- SUPPLIED INFORMATION:

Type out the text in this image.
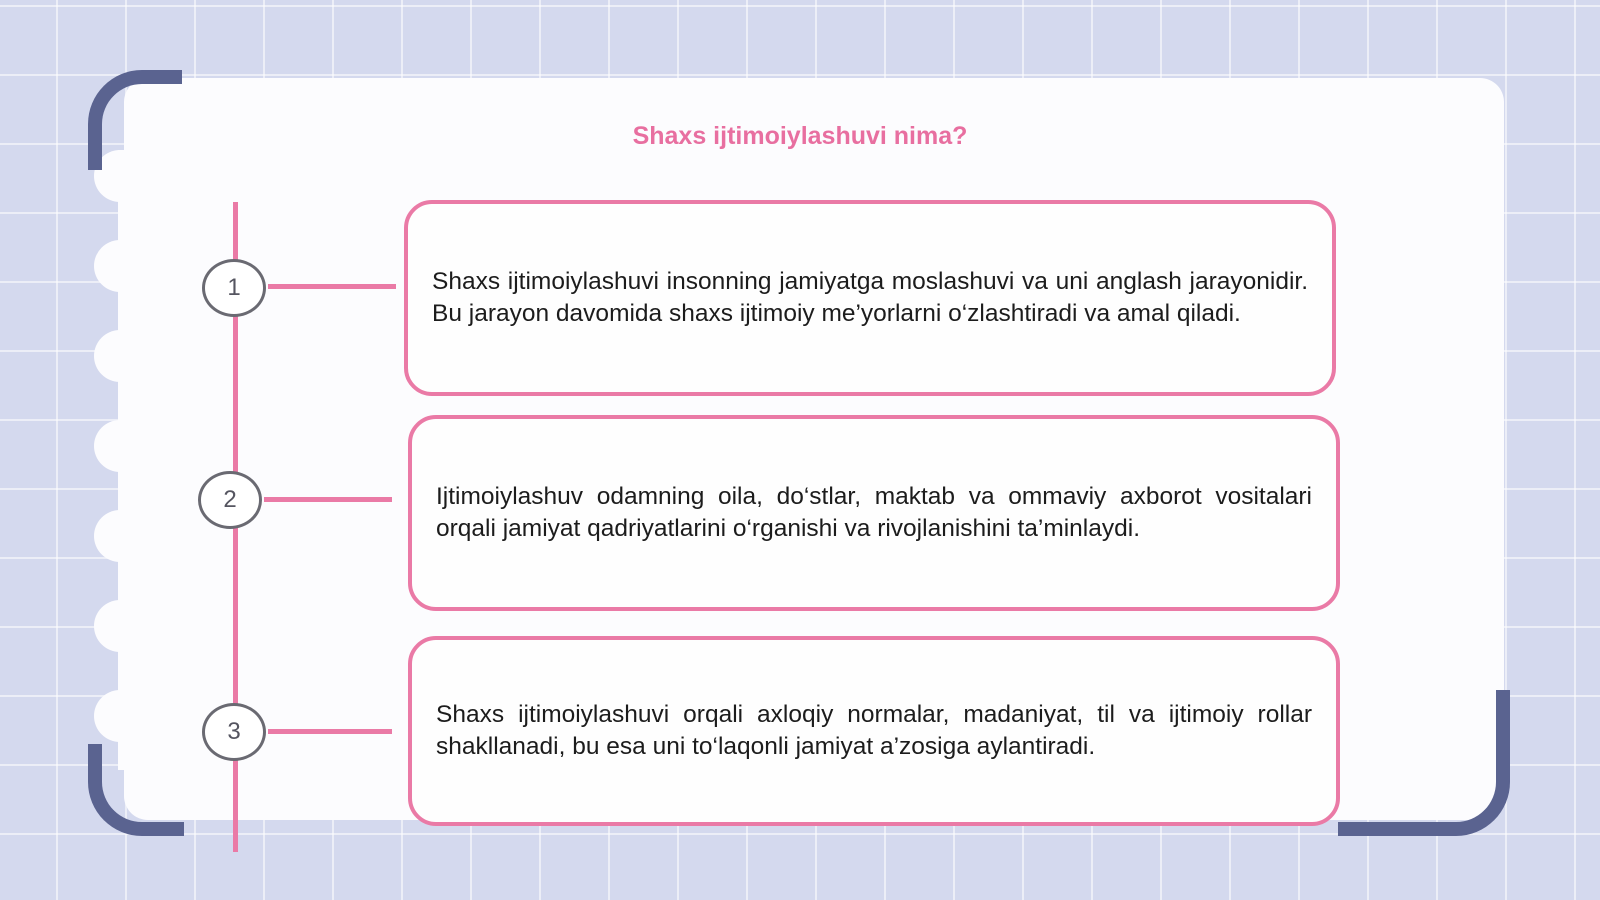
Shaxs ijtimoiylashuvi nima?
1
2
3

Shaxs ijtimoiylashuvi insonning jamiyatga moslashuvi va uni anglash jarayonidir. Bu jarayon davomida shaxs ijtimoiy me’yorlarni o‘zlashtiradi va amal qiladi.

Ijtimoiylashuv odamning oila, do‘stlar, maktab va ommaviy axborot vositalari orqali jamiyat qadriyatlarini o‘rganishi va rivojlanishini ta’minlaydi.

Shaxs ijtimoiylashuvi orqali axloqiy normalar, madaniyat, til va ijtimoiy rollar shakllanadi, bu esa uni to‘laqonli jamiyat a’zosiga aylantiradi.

- EXERCISE INSTRUCTIONS:
Show every line that contains the word "orqali".

- WRITTEN RESPONSE:
Ijtimoiylashuv odamning oila, do‘stlar, maktab va ommaviy axborot vositalari orqali jamiyat qadriyatlarini o‘rganishi va rivojlanishini ta’minlaydi.
Shaxs ijtimoiylashuvi orqali axloqiy normalar, madaniyat, til va ijtimoiy rollar shakllanadi, bu esa uni to‘laqonli jamiyat a’zosiga aylantiradi.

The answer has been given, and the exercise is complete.